======== THE INPUT

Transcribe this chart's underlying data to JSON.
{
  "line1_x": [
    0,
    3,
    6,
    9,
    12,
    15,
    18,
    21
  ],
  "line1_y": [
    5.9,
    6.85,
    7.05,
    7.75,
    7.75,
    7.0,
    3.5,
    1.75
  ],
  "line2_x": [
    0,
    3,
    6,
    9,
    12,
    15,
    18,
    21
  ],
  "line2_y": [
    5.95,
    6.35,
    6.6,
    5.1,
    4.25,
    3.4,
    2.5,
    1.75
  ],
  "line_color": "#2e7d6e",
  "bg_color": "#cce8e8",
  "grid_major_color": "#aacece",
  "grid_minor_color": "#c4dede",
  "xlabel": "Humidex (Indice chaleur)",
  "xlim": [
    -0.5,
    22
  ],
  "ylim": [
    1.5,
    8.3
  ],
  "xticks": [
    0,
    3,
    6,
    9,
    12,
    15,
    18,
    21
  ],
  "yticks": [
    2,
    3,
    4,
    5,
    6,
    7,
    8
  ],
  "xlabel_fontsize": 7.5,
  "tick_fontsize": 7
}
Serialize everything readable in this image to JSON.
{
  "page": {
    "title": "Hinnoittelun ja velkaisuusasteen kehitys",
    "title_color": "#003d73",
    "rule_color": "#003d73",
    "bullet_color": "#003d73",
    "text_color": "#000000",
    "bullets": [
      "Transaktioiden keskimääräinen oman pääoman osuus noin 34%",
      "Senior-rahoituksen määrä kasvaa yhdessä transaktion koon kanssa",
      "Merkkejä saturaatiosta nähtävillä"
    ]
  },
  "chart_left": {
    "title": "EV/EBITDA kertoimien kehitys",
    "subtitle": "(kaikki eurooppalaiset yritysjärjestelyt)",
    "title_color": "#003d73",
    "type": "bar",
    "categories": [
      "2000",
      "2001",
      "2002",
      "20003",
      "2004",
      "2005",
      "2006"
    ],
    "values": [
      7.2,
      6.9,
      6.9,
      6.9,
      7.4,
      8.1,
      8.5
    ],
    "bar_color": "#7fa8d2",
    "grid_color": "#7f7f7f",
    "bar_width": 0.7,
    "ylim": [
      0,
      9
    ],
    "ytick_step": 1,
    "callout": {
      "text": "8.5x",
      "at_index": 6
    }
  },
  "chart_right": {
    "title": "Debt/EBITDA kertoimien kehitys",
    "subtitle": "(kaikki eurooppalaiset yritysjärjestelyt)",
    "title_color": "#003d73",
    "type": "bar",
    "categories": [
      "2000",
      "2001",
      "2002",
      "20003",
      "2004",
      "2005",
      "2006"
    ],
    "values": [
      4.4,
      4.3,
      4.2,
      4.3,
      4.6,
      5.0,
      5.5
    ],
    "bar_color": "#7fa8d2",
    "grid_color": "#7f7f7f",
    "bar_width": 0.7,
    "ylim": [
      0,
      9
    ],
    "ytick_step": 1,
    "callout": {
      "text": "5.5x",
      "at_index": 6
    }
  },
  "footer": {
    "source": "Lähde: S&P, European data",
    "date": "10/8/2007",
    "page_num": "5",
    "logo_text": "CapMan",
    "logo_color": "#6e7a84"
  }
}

================

PROBLEM TO WORK ON> Output the whole listing above again, word for word.

WORKED ANSWER>
Transcribe this chart's underlying data to JSON.
{
  "line1_x": [
    0,
    3,
    6,
    9,
    12,
    15,
    18,
    21
  ],
  "line1_y": [
    5.9,
    6.85,
    7.05,
    7.75,
    7.75,
    7.0,
    3.5,
    1.75
  ],
  "line2_x": [
    0,
    3,
    6,
    9,
    12,
    15,
    18,
    21
  ],
  "line2_y": [
    5.95,
    6.35,
    6.6,
    5.1,
    4.25,
    3.4,
    2.5,
    1.75
  ],
  "line_color": "#2e7d6e",
  "bg_color": "#cce8e8",
  "grid_major_color": "#aacece",
  "grid_minor_color": "#c4dede",
  "xlabel": "Humidex (Indice chaleur)",
  "xlim": [
    -0.5,
    22
  ],
  "ylim": [
    1.5,
    8.3
  ],
  "xticks": [
    0,
    3,
    6,
    9,
    12,
    15,
    18,
    21
  ],
  "yticks": [
    2,
    3,
    4,
    5,
    6,
    7,
    8
  ],
  "xlabel_fontsize": 7.5,
  "tick_fontsize": 7
}
Serialize everything readable in this image to JSON.
{
  "page": {
    "title": "Hinnoittelun ja velkaisuusasteen kehitys",
    "title_color": "#003d73",
    "rule_color": "#003d73",
    "bullet_color": "#003d73",
    "text_color": "#000000",
    "bullets": [
      "Transaktioiden keskimääräinen oman pääoman osuus noin 34%",
      "Senior-rahoituksen määrä kasvaa yhdessä transaktion koon kanssa",
      "Merkkejä saturaatiosta nähtävillä"
    ]
  },
  "chart_left": {
    "title": "EV/EBITDA kertoimien kehitys",
    "subtitle": "(kaikki eurooppalaiset yritysjärjestelyt)",
    "title_color": "#003d73",
    "type": "bar",
    "categories": [
      "2000",
      "2001",
      "2002",
      "20003",
      "2004",
      "2005",
      "2006"
    ],
    "values": [
      7.2,
      6.9,
      6.9,
      6.9,
      7.4,
      8.1,
      8.5
    ],
    "bar_color": "#7fa8d2",
    "grid_color": "#7f7f7f",
    "bar_width": 0.7,
    "ylim": [
      0,
      9
    ],
    "ytick_step": 1,
    "callout": {
      "text": "8.5x",
      "at_index": 6
    }
  },
  "chart_right": {
    "title": "Debt/EBITDA kertoimien kehitys",
    "subtitle": "(kaikki eurooppalaiset yritysjärjestelyt)",
    "title_color": "#003d73",
    "type": "bar",
    "categories": [
      "2000",
      "2001",
      "2002",
      "20003",
      "2004",
      "2005",
      "2006"
    ],
    "values": [
      4.4,
      4.3,
      4.2,
      4.3,
      4.6,
      5.0,
      5.5
    ],
    "bar_color": "#7fa8d2",
    "grid_color": "#7f7f7f",
    "bar_width": 0.7,
    "ylim": [
      0,
      9
    ],
    "ytick_step": 1,
    "callout": {
      "text": "5.5x",
      "at_index": 6
    }
  },
  "footer": {
    "source": "Lähde: S&P, European data",
    "date": "10/8/2007",
    "page_num": "5",
    "logo_text": "CapMan",
    "logo_color": "#6e7a84"
  }
}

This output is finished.